Dataset records on visual material
***

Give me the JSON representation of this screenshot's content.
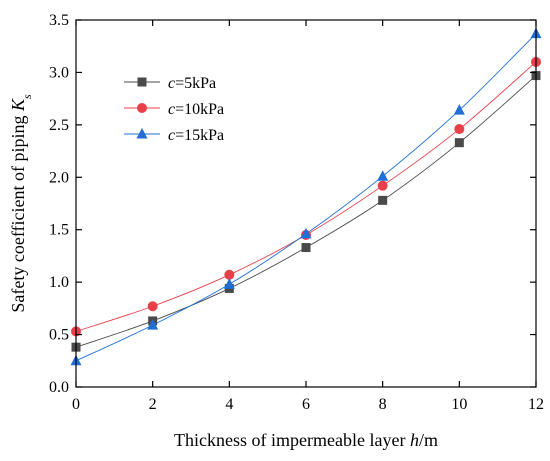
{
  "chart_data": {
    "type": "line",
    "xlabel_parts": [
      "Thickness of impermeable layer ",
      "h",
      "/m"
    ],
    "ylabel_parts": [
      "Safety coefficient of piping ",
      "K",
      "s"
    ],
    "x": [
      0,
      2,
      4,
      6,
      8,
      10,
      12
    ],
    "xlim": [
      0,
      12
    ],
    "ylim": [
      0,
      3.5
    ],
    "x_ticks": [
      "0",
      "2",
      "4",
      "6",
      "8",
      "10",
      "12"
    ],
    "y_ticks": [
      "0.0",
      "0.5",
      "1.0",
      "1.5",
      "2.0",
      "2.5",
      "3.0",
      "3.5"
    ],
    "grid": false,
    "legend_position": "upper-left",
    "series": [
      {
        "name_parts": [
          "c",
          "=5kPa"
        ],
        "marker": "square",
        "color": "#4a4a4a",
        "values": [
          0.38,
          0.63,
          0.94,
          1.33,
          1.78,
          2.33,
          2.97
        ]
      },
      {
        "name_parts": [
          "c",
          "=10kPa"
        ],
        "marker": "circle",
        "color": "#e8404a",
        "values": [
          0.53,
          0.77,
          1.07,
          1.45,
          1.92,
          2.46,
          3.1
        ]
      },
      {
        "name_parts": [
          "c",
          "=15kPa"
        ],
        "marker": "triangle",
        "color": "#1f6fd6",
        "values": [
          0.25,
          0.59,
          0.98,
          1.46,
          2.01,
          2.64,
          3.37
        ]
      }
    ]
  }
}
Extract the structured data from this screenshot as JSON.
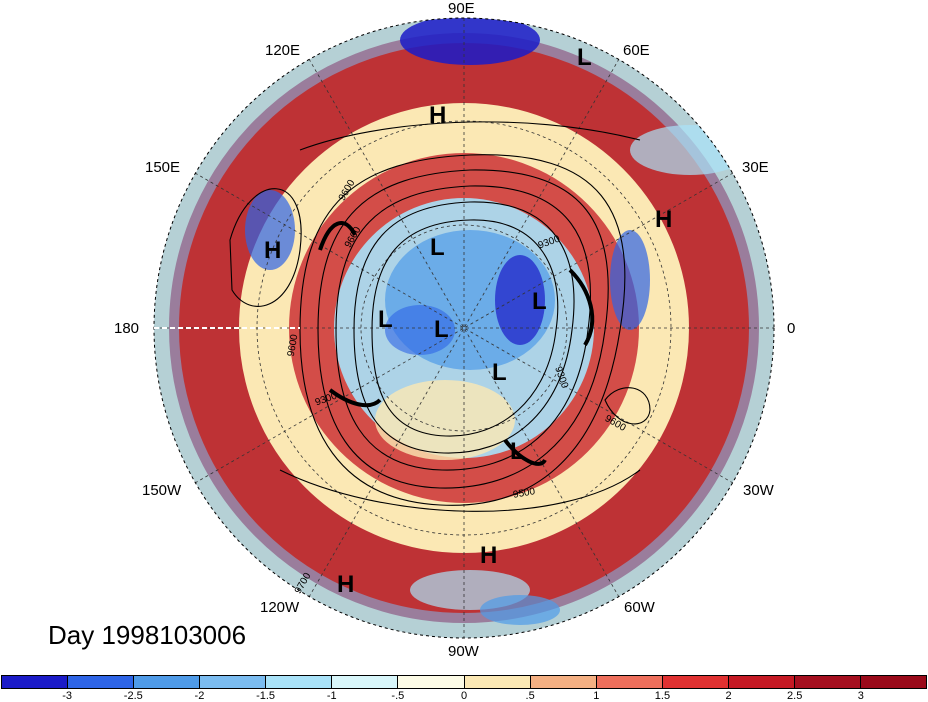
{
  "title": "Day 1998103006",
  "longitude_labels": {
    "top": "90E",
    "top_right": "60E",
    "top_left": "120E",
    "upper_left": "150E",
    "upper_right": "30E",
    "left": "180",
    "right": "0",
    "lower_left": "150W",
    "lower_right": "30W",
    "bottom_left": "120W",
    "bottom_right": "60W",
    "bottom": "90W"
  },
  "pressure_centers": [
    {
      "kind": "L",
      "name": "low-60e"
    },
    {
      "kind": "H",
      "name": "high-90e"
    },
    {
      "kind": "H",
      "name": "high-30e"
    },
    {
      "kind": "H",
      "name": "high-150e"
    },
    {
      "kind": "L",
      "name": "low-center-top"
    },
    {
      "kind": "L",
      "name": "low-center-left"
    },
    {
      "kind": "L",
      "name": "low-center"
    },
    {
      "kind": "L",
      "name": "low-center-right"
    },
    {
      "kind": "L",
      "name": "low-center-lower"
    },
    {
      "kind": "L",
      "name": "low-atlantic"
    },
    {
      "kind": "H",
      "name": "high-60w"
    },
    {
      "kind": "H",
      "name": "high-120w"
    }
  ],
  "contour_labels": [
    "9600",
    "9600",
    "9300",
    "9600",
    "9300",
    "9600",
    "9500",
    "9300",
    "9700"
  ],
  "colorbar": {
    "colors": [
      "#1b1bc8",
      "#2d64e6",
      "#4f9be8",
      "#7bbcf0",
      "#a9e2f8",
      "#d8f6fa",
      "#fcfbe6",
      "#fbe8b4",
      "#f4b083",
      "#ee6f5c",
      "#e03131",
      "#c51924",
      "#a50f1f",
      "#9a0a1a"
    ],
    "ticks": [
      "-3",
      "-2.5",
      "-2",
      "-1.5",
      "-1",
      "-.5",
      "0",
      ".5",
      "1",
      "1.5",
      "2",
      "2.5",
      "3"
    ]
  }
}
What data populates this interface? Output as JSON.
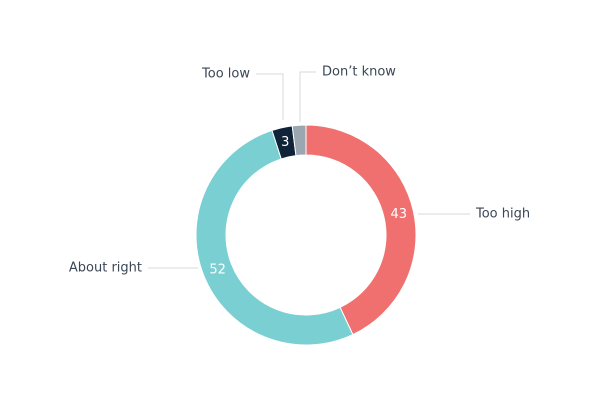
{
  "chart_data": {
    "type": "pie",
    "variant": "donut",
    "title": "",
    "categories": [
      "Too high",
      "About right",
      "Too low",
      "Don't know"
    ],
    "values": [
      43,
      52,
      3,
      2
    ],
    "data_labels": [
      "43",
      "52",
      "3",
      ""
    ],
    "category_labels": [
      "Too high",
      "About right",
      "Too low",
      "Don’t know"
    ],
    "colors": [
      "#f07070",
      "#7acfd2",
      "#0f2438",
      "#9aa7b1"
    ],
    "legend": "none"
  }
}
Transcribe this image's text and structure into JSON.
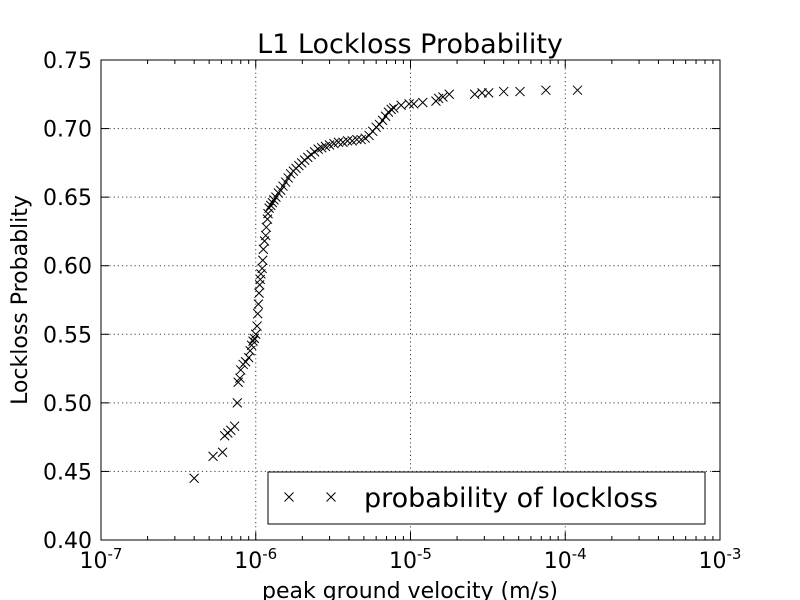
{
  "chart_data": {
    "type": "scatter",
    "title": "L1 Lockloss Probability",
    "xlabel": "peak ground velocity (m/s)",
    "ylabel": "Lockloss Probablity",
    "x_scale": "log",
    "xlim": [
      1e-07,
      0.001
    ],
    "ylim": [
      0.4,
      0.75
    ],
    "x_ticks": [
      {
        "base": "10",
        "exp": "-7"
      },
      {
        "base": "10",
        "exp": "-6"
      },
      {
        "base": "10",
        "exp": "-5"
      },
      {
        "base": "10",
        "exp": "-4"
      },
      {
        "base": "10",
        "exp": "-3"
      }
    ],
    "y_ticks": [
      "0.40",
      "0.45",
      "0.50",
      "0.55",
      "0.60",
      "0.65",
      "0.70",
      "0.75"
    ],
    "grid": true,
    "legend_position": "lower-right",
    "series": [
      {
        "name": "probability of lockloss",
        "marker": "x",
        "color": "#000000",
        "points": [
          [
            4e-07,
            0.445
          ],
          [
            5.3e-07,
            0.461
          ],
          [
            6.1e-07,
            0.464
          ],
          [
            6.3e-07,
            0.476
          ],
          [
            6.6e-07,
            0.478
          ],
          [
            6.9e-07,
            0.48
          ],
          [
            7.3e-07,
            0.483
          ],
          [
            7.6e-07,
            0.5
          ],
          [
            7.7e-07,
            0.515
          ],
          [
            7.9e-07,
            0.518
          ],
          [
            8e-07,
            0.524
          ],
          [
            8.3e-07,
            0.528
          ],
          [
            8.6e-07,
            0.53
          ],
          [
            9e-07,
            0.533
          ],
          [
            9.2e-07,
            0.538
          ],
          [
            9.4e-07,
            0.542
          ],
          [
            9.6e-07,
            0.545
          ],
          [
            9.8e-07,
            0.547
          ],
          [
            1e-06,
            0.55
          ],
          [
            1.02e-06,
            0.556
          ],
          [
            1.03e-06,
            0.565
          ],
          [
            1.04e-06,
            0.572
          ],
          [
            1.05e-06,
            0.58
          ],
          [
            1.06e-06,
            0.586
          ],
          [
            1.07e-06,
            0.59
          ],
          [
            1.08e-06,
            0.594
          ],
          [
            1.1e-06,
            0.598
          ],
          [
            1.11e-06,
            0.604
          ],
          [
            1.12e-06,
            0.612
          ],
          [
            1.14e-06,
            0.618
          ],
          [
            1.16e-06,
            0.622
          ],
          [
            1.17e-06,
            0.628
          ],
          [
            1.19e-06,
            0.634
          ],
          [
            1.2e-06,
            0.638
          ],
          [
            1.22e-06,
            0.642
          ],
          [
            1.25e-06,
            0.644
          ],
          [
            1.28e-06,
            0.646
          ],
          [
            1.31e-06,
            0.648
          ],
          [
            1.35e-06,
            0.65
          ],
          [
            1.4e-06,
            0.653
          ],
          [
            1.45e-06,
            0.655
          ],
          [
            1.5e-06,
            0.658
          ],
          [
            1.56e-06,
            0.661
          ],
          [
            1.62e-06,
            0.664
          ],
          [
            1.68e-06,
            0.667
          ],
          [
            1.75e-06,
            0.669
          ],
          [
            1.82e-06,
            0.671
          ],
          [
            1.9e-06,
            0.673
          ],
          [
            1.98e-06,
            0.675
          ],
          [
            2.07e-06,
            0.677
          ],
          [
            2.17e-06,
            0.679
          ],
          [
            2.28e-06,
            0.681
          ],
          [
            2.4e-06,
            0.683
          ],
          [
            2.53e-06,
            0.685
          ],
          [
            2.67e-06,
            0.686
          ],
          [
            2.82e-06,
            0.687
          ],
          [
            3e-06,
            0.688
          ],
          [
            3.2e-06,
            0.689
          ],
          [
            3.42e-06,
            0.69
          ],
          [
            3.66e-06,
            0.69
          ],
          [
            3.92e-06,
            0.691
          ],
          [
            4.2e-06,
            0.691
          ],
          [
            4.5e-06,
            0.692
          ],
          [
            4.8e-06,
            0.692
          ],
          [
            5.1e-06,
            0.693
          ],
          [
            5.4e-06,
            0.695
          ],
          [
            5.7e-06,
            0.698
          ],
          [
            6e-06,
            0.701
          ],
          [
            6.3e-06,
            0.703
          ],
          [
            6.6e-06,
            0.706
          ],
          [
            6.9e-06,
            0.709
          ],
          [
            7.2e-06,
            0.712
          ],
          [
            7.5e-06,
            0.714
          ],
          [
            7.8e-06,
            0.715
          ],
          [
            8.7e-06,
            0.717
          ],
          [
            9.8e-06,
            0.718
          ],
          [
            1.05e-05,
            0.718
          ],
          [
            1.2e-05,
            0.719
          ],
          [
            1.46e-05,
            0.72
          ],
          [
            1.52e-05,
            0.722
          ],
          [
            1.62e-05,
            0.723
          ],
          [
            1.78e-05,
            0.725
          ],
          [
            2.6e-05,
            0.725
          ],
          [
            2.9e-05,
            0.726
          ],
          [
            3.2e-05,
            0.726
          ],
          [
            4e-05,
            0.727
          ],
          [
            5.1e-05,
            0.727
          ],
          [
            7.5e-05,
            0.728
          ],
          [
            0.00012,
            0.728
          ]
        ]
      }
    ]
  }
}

***

**Brief**
Show each line of the data that contains the string "this".

**Complete answer**
Give me the JSON representation of this screenshot's content.
Extract the structured data from this screenshot as JSON.
What data populates this interface? Output as JSON.
Transcribe this image's text and structure into JSON.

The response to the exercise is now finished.